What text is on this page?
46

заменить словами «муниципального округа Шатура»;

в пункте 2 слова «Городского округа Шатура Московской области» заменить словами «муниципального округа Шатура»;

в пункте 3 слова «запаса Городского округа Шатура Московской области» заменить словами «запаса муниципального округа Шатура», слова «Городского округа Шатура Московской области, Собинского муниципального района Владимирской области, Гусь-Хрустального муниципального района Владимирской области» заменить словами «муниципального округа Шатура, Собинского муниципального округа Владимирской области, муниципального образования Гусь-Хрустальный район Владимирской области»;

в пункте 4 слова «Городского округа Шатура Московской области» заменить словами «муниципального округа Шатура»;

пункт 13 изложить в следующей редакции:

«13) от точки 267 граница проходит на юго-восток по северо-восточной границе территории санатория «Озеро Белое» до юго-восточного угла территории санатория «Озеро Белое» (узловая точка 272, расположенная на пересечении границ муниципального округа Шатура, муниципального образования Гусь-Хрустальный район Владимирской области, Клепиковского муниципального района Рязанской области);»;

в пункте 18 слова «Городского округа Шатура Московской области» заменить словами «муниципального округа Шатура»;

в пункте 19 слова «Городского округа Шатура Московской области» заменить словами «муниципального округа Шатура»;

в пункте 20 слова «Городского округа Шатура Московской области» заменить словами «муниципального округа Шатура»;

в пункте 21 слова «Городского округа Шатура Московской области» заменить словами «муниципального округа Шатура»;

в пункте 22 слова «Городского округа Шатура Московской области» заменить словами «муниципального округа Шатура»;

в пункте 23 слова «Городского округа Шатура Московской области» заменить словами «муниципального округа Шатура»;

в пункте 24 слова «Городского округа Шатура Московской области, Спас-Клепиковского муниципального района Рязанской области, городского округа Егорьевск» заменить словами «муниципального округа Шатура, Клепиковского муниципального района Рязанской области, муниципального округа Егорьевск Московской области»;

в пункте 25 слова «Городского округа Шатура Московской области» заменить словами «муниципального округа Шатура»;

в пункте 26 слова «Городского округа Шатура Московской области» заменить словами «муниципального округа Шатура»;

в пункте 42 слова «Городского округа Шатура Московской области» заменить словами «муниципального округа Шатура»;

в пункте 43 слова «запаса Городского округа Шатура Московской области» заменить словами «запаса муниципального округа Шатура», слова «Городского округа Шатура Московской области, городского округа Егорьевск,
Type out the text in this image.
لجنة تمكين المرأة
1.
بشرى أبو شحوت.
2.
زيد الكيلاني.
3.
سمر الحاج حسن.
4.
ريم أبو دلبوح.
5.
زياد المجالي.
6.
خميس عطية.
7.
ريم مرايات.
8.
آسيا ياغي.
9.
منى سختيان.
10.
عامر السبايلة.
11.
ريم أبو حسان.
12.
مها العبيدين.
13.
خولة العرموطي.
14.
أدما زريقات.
• • • •
◆ What is expected
Each line of the listing above should be output exactly.

◆ Solution for this task
What text is on this page?
46

заменить словами «муниципального округа Шатура»;

в пункте 2 слова «Городского округа Шатура Московской области» заменить словами «муниципального округа Шатура»;

в пункте 3 слова «запаса Городского округа Шатура Московской области» заменить словами «запаса муниципального округа Шатура», слова «Городского округа Шатура Московской области, Собинского муниципального района Владимирской области, Гусь-Хрустального муниципального района Владимирской области» заменить словами «муниципального округа Шатура, Собинского муниципального округа Владимирской области, муниципального образования Гусь-Хрустальный район Владимирской области»;

в пункте 4 слова «Городского округа Шатура Московской области» заменить словами «муниципального округа Шатура»;

пункт 13 изложить в следующей редакции:

«13) от точки 267 граница проходит на юго-восток по северо-восточной границе территории санатория «Озеро Белое» до юго-восточного угла территории санатория «Озеро Белое» (узловая точка 272, расположенная на пересечении границ муниципального округа Шатура, муниципального образования Гусь-Хрустальный район Владимирской области, Клепиковского муниципального района Рязанской области);»;

в пункте 18 слова «Городского округа Шатура Московской области» заменить словами «муниципального округа Шатура»;

в пункте 19 слова «Городского округа Шатура Московской области» заменить словами «муниципального округа Шатура»;

в пункте 20 слова «Городского округа Шатура Московской области» заменить словами «муниципального округа Шатура»;

в пункте 21 слова «Городского округа Шатура Московской области» заменить словами «муниципального округа Шатура»;

в пункте 22 слова «Городского округа Шатура Московской области» заменить словами «муниципального округа Шатура»;

в пункте 23 слова «Городского округа Шатура Московской области» заменить словами «муниципального округа Шатура»;

в пункте 24 слова «Городского округа Шатура Московской области, Спас-Клепиковского муниципального района Рязанской области, городского округа Егорьевск» заменить словами «муниципального округа Шатура, Клепиковского муниципального района Рязанской области, муниципального округа Егорьевск Московской области»;

в пункте 25 слова «Городского округа Шатура Московской области» заменить словами «муниципального округа Шатура»;

в пункте 26 слова «Городского округа Шатура Московской области» заменить словами «муниципального округа Шатура»;

в пункте 42 слова «Городского округа Шатура Московской области» заменить словами «муниципального округа Шатура»;

в пункте 43 слова «запаса Городского округа Шатура Московской области» заменить словами «запаса муниципального округа Шатура», слова «Городского округа Шатура Московской области, городского округа Егорьевск,
Type out the text in this image.
لجنة تمكين المرأة
1.
بشرى أبو شحوت.
2.
زيد الكيلاني.
3.
سمر الحاج حسن.
4.
ريم أبو دلبوح.
5.
زياد المجالي.
6.
خميس عطية.
7.
ريم مرايات.
8.
آسيا ياغي.
9.
منى سختيان.
10.
عامر السبايلة.
11.
ريم أبو حسان.
12.
مها العبيدين.
13.
خولة العرموطي.
14.
أدما زريقات.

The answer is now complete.